▶ _STATED GOAL_: Please reproduce the entries verbatim, starting at the first one and ending at the line that contains "506, 140, 514]", with both of those lines included.
** START OF PROVIDED MATERIAL **
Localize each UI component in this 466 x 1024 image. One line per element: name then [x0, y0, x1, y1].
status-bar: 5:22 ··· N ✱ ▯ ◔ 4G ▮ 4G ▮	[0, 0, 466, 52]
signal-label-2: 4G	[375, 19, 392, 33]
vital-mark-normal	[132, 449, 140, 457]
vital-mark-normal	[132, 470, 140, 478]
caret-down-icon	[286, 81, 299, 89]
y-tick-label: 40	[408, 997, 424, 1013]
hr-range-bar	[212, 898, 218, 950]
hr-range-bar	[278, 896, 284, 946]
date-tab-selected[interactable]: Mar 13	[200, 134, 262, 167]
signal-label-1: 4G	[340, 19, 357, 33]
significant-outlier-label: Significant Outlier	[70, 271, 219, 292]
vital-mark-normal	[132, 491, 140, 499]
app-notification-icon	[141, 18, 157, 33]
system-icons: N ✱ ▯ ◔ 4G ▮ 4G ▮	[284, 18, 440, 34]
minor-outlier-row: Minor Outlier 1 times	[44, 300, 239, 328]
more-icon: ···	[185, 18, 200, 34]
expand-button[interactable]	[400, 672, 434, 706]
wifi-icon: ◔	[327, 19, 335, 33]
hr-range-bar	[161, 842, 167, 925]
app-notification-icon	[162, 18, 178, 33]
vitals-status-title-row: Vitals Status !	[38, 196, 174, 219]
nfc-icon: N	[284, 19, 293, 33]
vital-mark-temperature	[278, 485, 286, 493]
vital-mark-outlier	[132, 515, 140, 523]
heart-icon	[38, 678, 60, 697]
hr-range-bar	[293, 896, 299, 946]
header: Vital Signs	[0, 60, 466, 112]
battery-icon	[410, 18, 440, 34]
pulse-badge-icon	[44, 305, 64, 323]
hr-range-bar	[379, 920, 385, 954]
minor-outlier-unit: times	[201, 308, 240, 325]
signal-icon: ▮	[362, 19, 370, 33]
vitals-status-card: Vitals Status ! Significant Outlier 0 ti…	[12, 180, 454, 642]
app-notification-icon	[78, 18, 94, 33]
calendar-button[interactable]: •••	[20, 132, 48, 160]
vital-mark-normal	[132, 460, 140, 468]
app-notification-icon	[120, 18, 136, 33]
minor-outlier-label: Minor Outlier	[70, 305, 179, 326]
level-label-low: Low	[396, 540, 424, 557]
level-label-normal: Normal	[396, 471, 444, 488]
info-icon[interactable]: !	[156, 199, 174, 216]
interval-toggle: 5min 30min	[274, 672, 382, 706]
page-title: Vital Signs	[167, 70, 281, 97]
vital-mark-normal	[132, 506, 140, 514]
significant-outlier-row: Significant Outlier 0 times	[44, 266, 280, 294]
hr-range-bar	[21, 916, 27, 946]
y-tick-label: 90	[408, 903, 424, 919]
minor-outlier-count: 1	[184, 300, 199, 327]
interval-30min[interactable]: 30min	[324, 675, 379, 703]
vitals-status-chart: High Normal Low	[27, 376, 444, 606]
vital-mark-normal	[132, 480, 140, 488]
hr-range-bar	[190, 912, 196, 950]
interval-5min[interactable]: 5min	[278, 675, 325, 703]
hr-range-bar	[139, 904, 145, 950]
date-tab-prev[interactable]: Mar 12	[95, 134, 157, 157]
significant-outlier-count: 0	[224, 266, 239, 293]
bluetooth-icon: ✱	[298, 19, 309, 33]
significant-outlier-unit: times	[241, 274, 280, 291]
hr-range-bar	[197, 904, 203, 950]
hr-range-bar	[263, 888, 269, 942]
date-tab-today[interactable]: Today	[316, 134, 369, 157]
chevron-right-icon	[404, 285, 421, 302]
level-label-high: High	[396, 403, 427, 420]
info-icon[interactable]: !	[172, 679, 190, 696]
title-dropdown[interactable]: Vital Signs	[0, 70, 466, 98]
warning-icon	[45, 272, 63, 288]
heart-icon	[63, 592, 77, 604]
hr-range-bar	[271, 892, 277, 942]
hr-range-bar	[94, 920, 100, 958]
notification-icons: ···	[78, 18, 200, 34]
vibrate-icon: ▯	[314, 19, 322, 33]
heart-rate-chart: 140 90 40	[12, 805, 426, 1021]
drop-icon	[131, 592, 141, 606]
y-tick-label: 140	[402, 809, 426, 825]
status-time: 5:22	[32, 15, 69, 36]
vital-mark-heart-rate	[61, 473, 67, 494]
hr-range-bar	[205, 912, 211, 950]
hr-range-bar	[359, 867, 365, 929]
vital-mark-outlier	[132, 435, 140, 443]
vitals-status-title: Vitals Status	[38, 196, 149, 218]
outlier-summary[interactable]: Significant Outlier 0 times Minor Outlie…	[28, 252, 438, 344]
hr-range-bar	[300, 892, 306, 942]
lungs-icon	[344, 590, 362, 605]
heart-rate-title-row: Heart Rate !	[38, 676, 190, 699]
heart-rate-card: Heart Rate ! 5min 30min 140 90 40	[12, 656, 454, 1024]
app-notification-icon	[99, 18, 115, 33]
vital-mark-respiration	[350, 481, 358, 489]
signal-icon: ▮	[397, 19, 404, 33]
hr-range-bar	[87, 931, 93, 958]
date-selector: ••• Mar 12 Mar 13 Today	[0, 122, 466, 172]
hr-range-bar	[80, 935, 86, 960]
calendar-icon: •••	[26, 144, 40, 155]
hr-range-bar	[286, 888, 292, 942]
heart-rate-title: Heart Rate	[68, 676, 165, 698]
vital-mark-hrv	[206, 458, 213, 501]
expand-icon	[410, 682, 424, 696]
** END OF PROVIDED MATERIAL **
▶ _WRITTEN SOLUTION_:
Localize each UI component in this 466 x 1024 image. One line per element: name then [x0, y0, x1, y1].
status-bar: 5:22 ··· N ✱ ▯ ◔ 4G ▮ 4G ▮	[0, 0, 466, 52]
signal-label-2: 4G	[375, 19, 392, 33]
vital-mark-normal	[132, 449, 140, 457]
vital-mark-normal	[132, 470, 140, 478]
caret-down-icon	[286, 81, 299, 89]
y-tick-label: 40	[408, 997, 424, 1013]
hr-range-bar	[212, 898, 218, 950]
hr-range-bar	[278, 896, 284, 946]
date-tab-selected[interactable]: Mar 13	[200, 134, 262, 167]
signal-label-1: 4G	[340, 19, 357, 33]
significant-outlier-label: Significant Outlier	[70, 271, 219, 292]
vital-mark-normal	[132, 491, 140, 499]
app-notification-icon	[141, 18, 157, 33]
system-icons: N ✱ ▯ ◔ 4G ▮ 4G ▮	[284, 18, 440, 34]
minor-outlier-row: Minor Outlier 1 times	[44, 300, 239, 328]
more-icon: ···	[185, 18, 200, 34]
expand-button[interactable]	[400, 672, 434, 706]
wifi-icon: ◔	[327, 19, 335, 33]
hr-range-bar	[161, 842, 167, 925]
app-notification-icon	[162, 18, 178, 33]
vitals-status-title-row: Vitals Status !	[38, 196, 174, 219]
nfc-icon: N	[284, 19, 293, 33]
vital-mark-temperature	[278, 485, 286, 493]
vital-mark-outlier	[132, 515, 140, 523]
heart-icon	[38, 678, 60, 697]
hr-range-bar	[293, 896, 299, 946]
header: Vital Signs	[0, 60, 466, 112]
battery-icon	[410, 18, 440, 34]
pulse-badge-icon	[44, 305, 64, 323]
hr-range-bar	[379, 920, 385, 954]
minor-outlier-unit: times	[201, 308, 240, 325]
signal-icon: ▮	[362, 19, 370, 33]
vitals-status-card: Vitals Status ! Significant Outlier 0 ti…	[12, 180, 454, 642]
app-notification-icon	[78, 18, 94, 33]
calendar-button[interactable]: •••	[20, 132, 48, 160]
vital-mark-normal	[132, 460, 140, 468]
app-notification-icon	[120, 18, 136, 33]
minor-outlier-label: Minor Outlier	[70, 305, 179, 326]
level-label-low: Low	[396, 540, 424, 557]
level-label-normal: Normal	[396, 471, 444, 488]
info-icon[interactable]: !	[156, 199, 174, 216]
interval-toggle: 5min 30min	[274, 672, 382, 706]
page-title: Vital Signs	[167, 70, 281, 97]
vital-mark-normal	[132, 506, 140, 514]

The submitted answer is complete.